• Set task: Extract every line below, verbatim.

• Entries from a dataset:
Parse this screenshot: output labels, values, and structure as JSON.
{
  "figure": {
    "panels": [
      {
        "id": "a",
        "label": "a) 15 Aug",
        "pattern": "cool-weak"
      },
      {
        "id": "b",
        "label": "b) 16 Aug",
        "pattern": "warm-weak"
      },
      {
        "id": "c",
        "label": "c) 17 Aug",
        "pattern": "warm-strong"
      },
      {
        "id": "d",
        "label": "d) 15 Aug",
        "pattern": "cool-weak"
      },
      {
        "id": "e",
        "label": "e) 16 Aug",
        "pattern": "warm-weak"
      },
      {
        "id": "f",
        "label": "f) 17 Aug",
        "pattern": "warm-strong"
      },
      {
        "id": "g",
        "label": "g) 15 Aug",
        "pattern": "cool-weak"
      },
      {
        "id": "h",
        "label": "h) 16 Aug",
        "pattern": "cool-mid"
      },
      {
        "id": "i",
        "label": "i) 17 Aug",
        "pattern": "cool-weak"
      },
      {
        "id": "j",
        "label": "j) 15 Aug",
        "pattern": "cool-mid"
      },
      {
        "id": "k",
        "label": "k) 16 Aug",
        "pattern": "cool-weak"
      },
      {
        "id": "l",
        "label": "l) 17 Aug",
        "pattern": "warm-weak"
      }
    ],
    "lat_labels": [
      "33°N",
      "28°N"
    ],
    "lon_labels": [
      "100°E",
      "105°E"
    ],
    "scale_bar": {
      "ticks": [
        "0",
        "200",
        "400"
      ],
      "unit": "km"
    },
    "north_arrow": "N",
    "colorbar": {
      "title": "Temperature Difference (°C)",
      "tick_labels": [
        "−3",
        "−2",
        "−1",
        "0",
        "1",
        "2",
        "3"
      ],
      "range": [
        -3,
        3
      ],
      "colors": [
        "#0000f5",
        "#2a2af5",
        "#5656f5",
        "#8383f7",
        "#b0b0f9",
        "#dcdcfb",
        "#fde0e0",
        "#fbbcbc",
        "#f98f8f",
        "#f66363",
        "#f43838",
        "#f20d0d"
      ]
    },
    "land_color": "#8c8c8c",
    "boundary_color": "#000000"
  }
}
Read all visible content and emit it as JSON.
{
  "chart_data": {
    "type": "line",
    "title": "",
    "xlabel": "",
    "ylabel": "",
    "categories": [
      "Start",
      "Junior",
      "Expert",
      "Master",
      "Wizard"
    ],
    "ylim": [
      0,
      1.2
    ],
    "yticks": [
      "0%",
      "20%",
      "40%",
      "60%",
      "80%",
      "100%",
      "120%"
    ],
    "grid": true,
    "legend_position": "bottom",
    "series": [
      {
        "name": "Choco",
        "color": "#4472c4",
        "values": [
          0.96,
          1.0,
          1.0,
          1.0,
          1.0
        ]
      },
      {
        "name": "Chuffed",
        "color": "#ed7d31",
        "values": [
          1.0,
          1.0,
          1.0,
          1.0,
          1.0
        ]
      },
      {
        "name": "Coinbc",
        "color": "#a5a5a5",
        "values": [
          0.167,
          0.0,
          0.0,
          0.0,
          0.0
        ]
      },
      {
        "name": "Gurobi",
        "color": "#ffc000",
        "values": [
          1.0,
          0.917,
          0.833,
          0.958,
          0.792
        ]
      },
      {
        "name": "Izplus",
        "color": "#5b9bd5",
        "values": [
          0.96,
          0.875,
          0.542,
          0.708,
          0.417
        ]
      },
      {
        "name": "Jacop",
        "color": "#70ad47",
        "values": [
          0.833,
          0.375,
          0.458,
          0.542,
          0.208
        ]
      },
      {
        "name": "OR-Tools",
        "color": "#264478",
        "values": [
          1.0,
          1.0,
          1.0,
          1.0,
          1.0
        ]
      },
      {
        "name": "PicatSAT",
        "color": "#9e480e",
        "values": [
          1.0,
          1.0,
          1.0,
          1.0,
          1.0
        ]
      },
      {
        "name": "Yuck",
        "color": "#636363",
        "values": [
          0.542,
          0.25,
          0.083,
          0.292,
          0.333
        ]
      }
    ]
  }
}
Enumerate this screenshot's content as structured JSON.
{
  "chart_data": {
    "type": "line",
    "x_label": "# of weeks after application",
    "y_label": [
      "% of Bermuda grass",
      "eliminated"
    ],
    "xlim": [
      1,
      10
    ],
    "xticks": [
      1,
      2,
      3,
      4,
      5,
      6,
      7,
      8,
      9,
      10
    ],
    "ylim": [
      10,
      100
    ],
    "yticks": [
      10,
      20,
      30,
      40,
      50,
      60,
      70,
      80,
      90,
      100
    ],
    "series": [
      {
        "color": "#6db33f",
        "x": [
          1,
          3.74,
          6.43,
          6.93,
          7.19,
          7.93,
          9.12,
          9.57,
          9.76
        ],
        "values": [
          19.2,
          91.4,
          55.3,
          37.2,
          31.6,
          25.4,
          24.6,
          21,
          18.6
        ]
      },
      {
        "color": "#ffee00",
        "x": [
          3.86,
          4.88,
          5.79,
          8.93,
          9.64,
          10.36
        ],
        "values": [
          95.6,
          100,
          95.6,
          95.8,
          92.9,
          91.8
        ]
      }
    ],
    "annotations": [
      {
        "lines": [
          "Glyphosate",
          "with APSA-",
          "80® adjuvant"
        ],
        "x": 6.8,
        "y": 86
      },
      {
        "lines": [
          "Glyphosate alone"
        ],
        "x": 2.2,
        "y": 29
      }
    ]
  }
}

• Output below:
Parse this screenshot: output labels, values, and structure as JSON.
{
  "figure": {
    "panels": [
      {
        "id": "a",
        "label": "a) 15 Aug",
        "pattern": "cool-weak"
      },
      {
        "id": "b",
        "label": "b) 16 Aug",
        "pattern": "warm-weak"
      },
      {
        "id": "c",
        "label": "c) 17 Aug",
        "pattern": "warm-strong"
      },
      {
        "id": "d",
        "label": "d) 15 Aug",
        "pattern": "cool-weak"
      },
      {
        "id": "e",
        "label": "e) 16 Aug",
        "pattern": "warm-weak"
      },
      {
        "id": "f",
        "label": "f) 17 Aug",
        "pattern": "warm-strong"
      },
      {
        "id": "g",
        "label": "g) 15 Aug",
        "pattern": "cool-weak"
      },
      {
        "id": "h",
        "label": "h) 16 Aug",
        "pattern": "cool-mid"
      },
      {
        "id": "i",
        "label": "i) 17 Aug",
        "pattern": "cool-weak"
      },
      {
        "id": "j",
        "label": "j) 15 Aug",
        "pattern": "cool-mid"
      },
      {
        "id": "k",
        "label": "k) 16 Aug",
        "pattern": "cool-weak"
      },
      {
        "id": "l",
        "label": "l) 17 Aug",
        "pattern": "warm-weak"
      }
    ],
    "lat_labels": [
      "33°N",
      "28°N"
    ],
    "lon_labels": [
      "100°E",
      "105°E"
    ],
    "scale_bar": {
      "ticks": [
        "0",
        "200",
        "400"
      ],
      "unit": "km"
    },
    "north_arrow": "N",
    "colorbar": {
      "title": "Temperature Difference (°C)",
      "tick_labels": [
        "−3",
        "−2",
        "−1",
        "0",
        "1",
        "2",
        "3"
      ],
      "range": [
        -3,
        3
      ],
      "colors": [
        "#0000f5",
        "#2a2af5",
        "#5656f5",
        "#8383f7",
        "#b0b0f9",
        "#dcdcfb",
        "#fde0e0",
        "#fbbcbc",
        "#f98f8f",
        "#f66363",
        "#f43838",
        "#f20d0d"
      ]
    },
    "land_color": "#8c8c8c",
    "boundary_color": "#000000"
  }
}
Read all visible content and emit it as JSON.
{
  "chart_data": {
    "type": "line",
    "title": "",
    "xlabel": "",
    "ylabel": "",
    "categories": [
      "Start",
      "Junior",
      "Expert",
      "Master",
      "Wizard"
    ],
    "ylim": [
      0,
      1.2
    ],
    "yticks": [
      "0%",
      "20%",
      "40%",
      "60%",
      "80%",
      "100%",
      "120%"
    ],
    "grid": true,
    "legend_position": "bottom",
    "series": [
      {
        "name": "Choco",
        "color": "#4472c4",
        "values": [
          0.96,
          1.0,
          1.0,
          1.0,
          1.0
        ]
      },
      {
        "name": "Chuffed",
        "color": "#ed7d31",
        "values": [
          1.0,
          1.0,
          1.0,
          1.0,
          1.0
        ]
      },
      {
        "name": "Coinbc",
        "color": "#a5a5a5",
        "values": [
          0.167,
          0.0,
          0.0,
          0.0,
          0.0
        ]
      },
      {
        "name": "Gurobi",
        "color": "#ffc000",
        "values": [
          1.0,
          0.917,
          0.833,
          0.958,
          0.792
        ]
      },
      {
        "name": "Izplus",
        "color": "#5b9bd5",
        "values": [
          0.96,
          0.875,
          0.542,
          0.708,
          0.417
        ]
      },
      {
        "name": "Jacop",
        "color": "#70ad47",
        "values": [
          0.833,
          0.375,
          0.458,
          0.542,
          0.208
        ]
      },
      {
        "name": "OR-Tools",
        "color": "#264478",
        "values": [
          1.0,
          1.0,
          1.0,
          1.0,
          1.0
        ]
      },
      {
        "name": "PicatSAT",
        "color": "#9e480e",
        "values": [
          1.0,
          1.0,
          1.0,
          1.0,
          1.0
        ]
      },
      {
        "name": "Yuck",
        "color": "#636363",
        "values": [
          0.542,
          0.25,
          0.083,
          0.292,
          0.333
        ]
      }
    ]
  }
}
Enumerate this screenshot's content as structured JSON.
{
  "chart_data": {
    "type": "line",
    "x_label": "# of weeks after application",
    "y_label": [
      "% of Bermuda grass",
      "eliminated"
    ],
    "xlim": [
      1,
      10
    ],
    "xticks": [
      1,
      2,
      3,
      4,
      5,
      6,
      7,
      8,
      9,
      10
    ],
    "ylim": [
      10,
      100
    ],
    "yticks": [
      10,
      20,
      30,
      40,
      50,
      60,
      70,
      80,
      90,
      100
    ],
    "series": [
      {
        "color": "#6db33f",
        "x": [
          1,
          3.74,
          6.43,
          6.93,
          7.19,
          7.93,
          9.12,
          9.57,
          9.76
        ],
        "values": [
          19.2,
          91.4,
          55.3,
          37.2,
          31.6,
          25.4,
          24.6,
          21,
          18.6
        ]
      },
      {
        "color": "#ffee00",
        "x": [
          3.86,
          4.88,
          5.79,
          8.93,
          9.64,
          10.36
        ],
        "values": [
          95.6,
          100,
          95.6,
          95.8,
          92.9,
          91.8
        ]
      }
    ],
    "annotations": [
      {
        "lines": [
          "Glyphosate",
          "with APSA-",
          "80® adjuvant"
        ],
        "x": 6.8,
        "y": 86
      },
      {
        "lines": [
          "Glyphosate alone"
        ],
        "x": 2.2,
        "y": 29
      }
    ]
  }
}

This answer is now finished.